> _Exercise instructions_:
In the data below, find each line containing the string "Pessimism" and return it.
━━━━━━━━━━
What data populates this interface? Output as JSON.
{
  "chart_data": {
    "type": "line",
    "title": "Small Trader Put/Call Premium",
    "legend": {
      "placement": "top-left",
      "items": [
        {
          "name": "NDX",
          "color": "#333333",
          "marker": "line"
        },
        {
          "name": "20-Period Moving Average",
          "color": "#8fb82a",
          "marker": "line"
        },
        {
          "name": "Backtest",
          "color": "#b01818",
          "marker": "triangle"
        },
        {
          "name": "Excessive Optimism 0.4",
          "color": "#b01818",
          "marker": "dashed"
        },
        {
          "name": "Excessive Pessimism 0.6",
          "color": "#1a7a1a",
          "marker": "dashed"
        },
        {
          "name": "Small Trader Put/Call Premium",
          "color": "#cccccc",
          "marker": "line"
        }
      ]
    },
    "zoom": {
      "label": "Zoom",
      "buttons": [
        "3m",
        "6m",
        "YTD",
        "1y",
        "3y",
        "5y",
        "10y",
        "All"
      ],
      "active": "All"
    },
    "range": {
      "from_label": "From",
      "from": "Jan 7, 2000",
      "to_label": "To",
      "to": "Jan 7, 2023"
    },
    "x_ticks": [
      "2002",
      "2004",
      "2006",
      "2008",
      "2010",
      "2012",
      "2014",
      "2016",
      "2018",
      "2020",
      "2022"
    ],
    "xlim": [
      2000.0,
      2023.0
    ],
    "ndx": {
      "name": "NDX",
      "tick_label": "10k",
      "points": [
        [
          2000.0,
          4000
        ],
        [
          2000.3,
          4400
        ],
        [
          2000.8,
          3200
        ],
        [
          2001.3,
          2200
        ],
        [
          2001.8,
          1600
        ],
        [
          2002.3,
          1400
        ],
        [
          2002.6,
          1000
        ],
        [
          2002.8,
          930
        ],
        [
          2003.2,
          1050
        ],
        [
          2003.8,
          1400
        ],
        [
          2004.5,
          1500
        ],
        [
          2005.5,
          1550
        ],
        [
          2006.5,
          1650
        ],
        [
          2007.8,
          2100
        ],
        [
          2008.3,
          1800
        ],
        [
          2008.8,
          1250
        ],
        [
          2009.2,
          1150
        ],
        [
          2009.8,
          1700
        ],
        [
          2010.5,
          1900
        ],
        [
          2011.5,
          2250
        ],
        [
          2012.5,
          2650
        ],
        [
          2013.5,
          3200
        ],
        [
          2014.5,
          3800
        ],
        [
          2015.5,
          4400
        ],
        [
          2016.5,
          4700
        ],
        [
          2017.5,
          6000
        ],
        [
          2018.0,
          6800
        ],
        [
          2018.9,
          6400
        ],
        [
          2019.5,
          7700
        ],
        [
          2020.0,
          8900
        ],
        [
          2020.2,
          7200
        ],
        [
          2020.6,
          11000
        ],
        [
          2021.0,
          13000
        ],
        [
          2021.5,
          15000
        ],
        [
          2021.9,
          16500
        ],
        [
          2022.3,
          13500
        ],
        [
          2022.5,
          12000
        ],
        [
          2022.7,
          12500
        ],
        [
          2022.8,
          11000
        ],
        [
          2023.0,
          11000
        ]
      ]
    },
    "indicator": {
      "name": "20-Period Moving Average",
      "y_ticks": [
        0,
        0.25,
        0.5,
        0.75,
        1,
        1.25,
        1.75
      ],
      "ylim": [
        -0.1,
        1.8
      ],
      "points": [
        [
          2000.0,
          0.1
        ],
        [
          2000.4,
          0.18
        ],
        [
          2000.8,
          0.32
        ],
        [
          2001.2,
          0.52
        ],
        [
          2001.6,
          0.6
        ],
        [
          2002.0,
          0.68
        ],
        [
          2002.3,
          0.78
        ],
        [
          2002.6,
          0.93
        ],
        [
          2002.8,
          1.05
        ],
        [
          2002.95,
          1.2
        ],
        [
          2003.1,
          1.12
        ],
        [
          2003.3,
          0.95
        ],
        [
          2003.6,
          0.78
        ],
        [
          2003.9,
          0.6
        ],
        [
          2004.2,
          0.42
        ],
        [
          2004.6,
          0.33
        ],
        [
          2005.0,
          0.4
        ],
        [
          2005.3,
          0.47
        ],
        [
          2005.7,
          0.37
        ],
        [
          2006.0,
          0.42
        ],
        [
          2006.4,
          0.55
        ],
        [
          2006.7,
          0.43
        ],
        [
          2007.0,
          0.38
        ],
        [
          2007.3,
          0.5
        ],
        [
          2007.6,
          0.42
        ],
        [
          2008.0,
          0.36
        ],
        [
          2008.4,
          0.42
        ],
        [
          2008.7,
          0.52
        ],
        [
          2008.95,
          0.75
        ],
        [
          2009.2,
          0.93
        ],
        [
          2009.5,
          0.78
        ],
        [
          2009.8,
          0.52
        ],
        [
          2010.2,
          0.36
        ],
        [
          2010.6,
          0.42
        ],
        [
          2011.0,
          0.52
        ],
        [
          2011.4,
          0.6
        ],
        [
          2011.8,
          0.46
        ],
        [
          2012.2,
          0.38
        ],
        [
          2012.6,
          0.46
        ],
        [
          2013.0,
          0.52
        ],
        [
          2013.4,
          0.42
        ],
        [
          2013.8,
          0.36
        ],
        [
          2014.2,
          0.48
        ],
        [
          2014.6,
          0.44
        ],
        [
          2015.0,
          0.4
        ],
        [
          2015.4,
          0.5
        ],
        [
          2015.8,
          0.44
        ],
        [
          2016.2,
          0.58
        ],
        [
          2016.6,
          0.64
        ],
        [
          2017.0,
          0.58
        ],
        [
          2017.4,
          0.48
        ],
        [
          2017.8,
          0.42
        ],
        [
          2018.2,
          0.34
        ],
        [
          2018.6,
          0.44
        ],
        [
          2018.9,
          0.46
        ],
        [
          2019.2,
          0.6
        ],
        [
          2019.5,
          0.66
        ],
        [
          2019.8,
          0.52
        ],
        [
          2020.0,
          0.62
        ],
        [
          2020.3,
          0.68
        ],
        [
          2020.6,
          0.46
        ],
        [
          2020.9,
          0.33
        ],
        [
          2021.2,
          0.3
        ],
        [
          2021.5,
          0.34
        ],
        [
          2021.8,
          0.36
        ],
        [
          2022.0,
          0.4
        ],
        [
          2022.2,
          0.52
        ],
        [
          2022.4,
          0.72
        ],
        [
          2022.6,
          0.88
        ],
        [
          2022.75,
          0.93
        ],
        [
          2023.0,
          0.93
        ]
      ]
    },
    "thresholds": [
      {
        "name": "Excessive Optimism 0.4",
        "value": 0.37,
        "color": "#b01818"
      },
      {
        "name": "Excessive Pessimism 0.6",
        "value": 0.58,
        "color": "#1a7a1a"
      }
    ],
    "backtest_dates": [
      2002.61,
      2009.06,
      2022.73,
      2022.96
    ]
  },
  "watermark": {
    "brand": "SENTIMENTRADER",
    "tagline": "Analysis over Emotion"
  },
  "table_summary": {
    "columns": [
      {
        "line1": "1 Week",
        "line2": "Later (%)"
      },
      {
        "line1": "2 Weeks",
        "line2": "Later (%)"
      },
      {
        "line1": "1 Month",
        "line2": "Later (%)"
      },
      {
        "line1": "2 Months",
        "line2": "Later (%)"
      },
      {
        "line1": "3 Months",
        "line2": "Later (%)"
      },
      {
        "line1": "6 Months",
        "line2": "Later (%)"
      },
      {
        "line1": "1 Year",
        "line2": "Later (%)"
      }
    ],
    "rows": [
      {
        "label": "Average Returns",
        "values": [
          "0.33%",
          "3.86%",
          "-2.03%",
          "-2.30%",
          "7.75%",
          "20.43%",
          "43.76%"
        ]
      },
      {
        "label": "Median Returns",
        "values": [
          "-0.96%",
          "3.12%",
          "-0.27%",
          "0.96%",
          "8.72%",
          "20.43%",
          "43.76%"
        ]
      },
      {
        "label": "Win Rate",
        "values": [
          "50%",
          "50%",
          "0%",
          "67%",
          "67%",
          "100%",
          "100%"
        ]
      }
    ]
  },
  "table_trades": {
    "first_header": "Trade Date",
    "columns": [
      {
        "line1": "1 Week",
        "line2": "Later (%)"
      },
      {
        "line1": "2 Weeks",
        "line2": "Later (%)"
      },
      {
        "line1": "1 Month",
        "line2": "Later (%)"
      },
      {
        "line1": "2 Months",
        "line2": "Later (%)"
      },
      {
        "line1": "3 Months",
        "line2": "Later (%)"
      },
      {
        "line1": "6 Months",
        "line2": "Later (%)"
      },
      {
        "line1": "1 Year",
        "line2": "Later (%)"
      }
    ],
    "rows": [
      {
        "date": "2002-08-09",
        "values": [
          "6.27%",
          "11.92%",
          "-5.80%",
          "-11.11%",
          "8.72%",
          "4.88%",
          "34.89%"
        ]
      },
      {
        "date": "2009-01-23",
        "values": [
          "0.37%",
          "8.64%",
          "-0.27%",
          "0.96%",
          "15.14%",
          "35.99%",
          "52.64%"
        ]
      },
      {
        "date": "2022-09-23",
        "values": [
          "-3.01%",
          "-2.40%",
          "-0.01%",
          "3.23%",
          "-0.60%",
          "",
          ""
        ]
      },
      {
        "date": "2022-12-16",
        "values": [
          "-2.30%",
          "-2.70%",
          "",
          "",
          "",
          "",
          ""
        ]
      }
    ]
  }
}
━━━━━━━━━━
> _Expected output_:
          "name": "Excessive Pessimism 0.6",
        "name": "Excessive Pessimism 0.6",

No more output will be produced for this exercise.